Russia’s military intervention in Crimea, which recently resulted in a referendum on the secession and annexation of the Crimean peninsula, has led to a verbal fistfight between the West and Russia, with both powers accusing each other of violations of international law and norms. One of the most inflammatory remarks was the recent comparison that Russian President Vladimir Putin made between Kosovo and Crimea. President Putin argued that Western precedent lends legitimacy to Russia’s recent annexation of Crimea: Because the UN International Court of Justice agreed that the
West’s 1998 intervention in Kosovo did not violate international law, Russian intervention in Crimea does not constitute a crime either. German Chancellor Angela Merkel said that comparing Crimea with Kosovo is “shameful,” and other Western leaders have echoed her sentiments. But while there are substantial differences in the events that preceded declarations of independence in Kosovo and Crimea, the motivations for both Western and Russian involvement in these secession movements are more similar than Western political elites admit.

First, it is important to understand the basic territorial and demographic similarities between Kosovo and Crimea that contributed to secession. Kosovo, a republic that declared independence from Serbia, and Crimea, a republic in Eastern Ukraine, have very similar statuses in their respective Serbian and Ukrainian constitutions: They are autonomous regions with clearly defined borders, and their national parliaments have limited legislative power over such regions. At the time, Albanians constituted a large majority of Kosovo’s population, with Serbs comprising a minority constituency. In Crimea, Russians are the predominant group—with about 60.4 percent of the population—while about 24 percent of the population identifies as Ukrainian, and 10.2 percent are Crimean Tatars, a local ethnic group. Russian influence is demonstrated by language as well; approximately 77 percent of Crimeans speak Russian. This parallels Kosovo’s situation: Russians and Albanians are minorities in Ukraine and Serbia, but they comprise the majority in the regions of Crimea and Kosovo. This regional disparity, with the ethnic and cultural tensions that substantive difference from each nation’s main population entails, makes them conducive to secessionist movements.

However, we cannot dismiss the significant differences between the two regions that the West has pointed out. The objections by Western political elites — including President Barack Obama and Kosovo’s Prime Minister Hashim Thaci — to the comparison between Crimea and Kosovo are centered on differences that lie beyond territorial and ethnic similarities. First, politicians have been quick to point out that while Kosovo faced a clear humanitarian crisis and war at the time of secession, this was not the case in Crimea. Secondly, Russia annexed Crimea, while Kosovo remains an independent state.

The humanitarian crisis in Kosovo at the end of last century created, according to Western leaders, distinct conditions around its secession from Serbia. After years of political repression of Albanians in Kosovo by the Serbian government, the separatist Kosovo Liberation Army (KLA) undertook attacks on Serbian law-enforcing institutions as well as Serbian civilians. This demand for increased political power and independence caused conflicts between Yugoslav paramilitary and the KLA. In fact, the KLA was considered a terrorist organization by some Western governments, but was then delisted without formal explanation. Two contrasting statements were made by US special envoys: one by Robert Gelbard, saying that the KLA “is, without any questions, a terrorist group,” and another by Richard Holbrook, legitimizing the KLA’s violence by granting them a spot in the Kosovar Albanian peace negotiation team. After these conflicts escalated and Serbians perceived the KLA as wanting to achieve an ethnically homogenous Kosovo, the then-Yugoslavian army went on the offensive — a tactic resulting in thousands of civilian deaths and the mass exodus of around 800,000 Kosovo Albanians to the neighboring Macedonia and Albania.

What you need to do:
a. According to the Kosovo and Crimea essay, why does Vladimir Putin claim that Russia's intervention in Crimea is not a crime? Answer in one to three sentences.
b. Name every person mentioned by name in the Kosovo and Crimea essay.
c. Carry on the essay comparing Kosovo and Crimea, picking up right after its final sentence.
You won't need the lines that come after this essay to do the work here.

Dataset content:

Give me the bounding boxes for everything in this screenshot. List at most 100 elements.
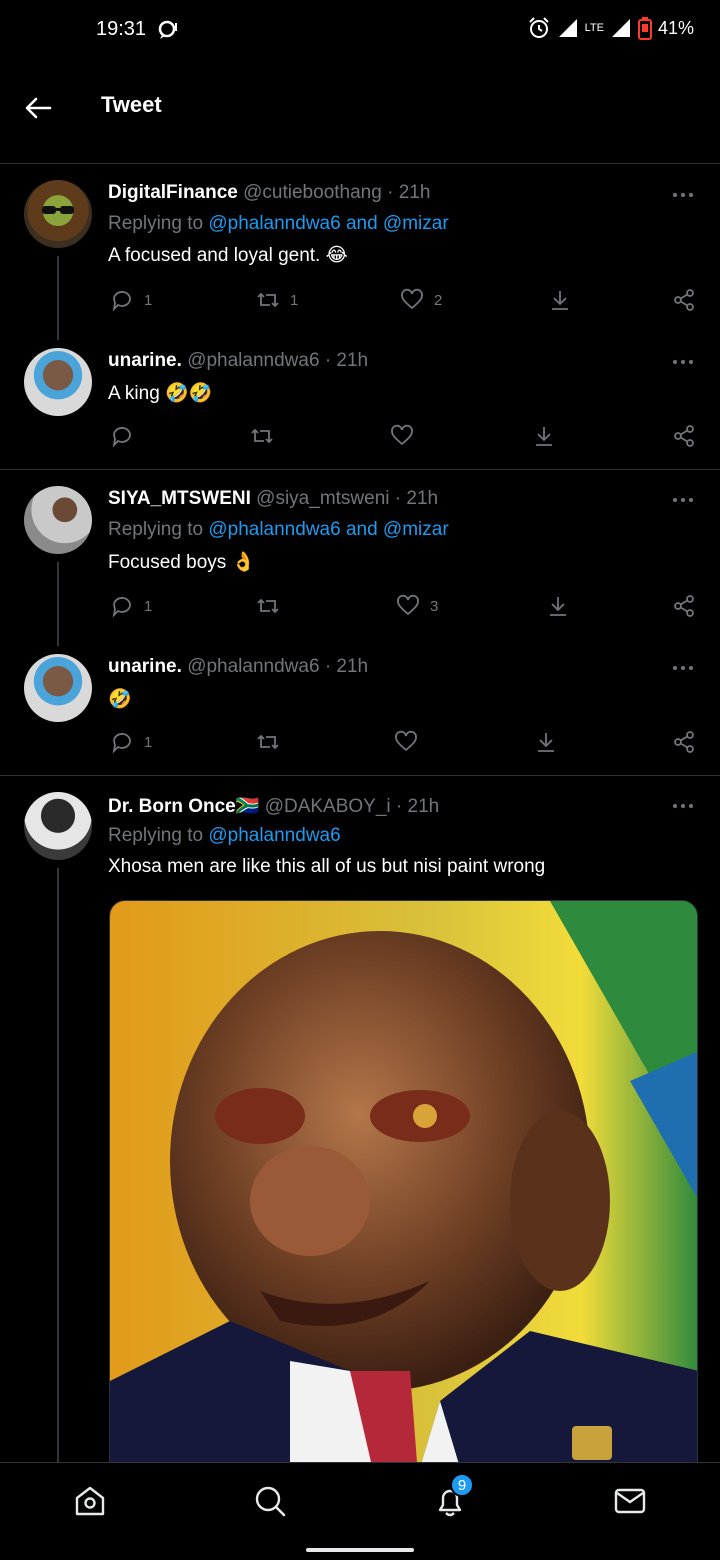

Per-task outputs:
a. Putin points to a Western precedent: the UN International Court of Justice agreed that the West's 1998 intervention in Kosovo did not violate international law. By his reasoning, Russia's intervention in Crimea therefore does not constitute a crime either.

b. Vladimir Putin, Angela Merkel, Barack Obama, Hashim Thaci, Robert Gelbard, Richard Holbrook

c.
After failed Western sanctions pressuring the army to retreat and to negotiate peace, as well as continued failures by the UN to employ a mission in Kosovo, NATO launched an aerial bombing campaign aimed at exclusively Serbian military targets, but the campaign had a large collateral effect on civilians, causing 2,500 civilian deaths as well as severe infrastructure damage. According to NATO, this operation — the first one unauthorized by the UN — was justifiable on the grounds of a serious threat that the Serbians would engage in ethnic cleansing of the Kosovar Albanians. These fears stemmed from the 1995 genocide in Srebrenica, Bosnia, in which the Bosnian Serb army massacred more than 8,000 men and boys of Albanian descent. Nevertheless, because NATO’s bombardment of Yugoslavia was unauthorized by the Security Council, it was a clear violation of the UN Charter and therefore illegal. Despite this, NATO succeeded in making Serbian forces retreat and secured the return of Albanian civilians to their homes, and on June 9, 1999, the Kumanovo Treaty came into effect, replacing Serbian police with UN civil and security forces in Kosovo.

After nine years of UN governance in Kosovo, the Kosovo parliament — excluding the 11 Serbian members who boycotted the vote — unanimously voted in favor of secession from Serbia and the establishment of an independent state. This decision was applauded by the Western states, which almost immediately recognized and welcomed Kosovo into the international community. Russia reacted with condemnation, while Serbia deemed the decision unconstitutional and still considers Kosovo as part of its territory to this day.

While the humanitarian crisis was no doubt large, with civilian deaths in the thousands and refugees nearing a million, it does not make Kosovo’s secession legitimate in the eyes of international law. While the situation leading up to Kosovo’s declaration of independence differed from Crimea’s — one situation involved heightened loss of life, fear of genocide and a humanitarian crisis while the other involved primarily political strife and riots — independence cannot be considered a prize that goes only to the most oppressed populations. No matter the moral or political background, both regions claimed independence in violation of the territorial integrity and constitutions of their respective countries. This makes their praise or condemnation from Western and Russian leaders contingent less on their actual validity within international law than these countries’ geopolitical interests.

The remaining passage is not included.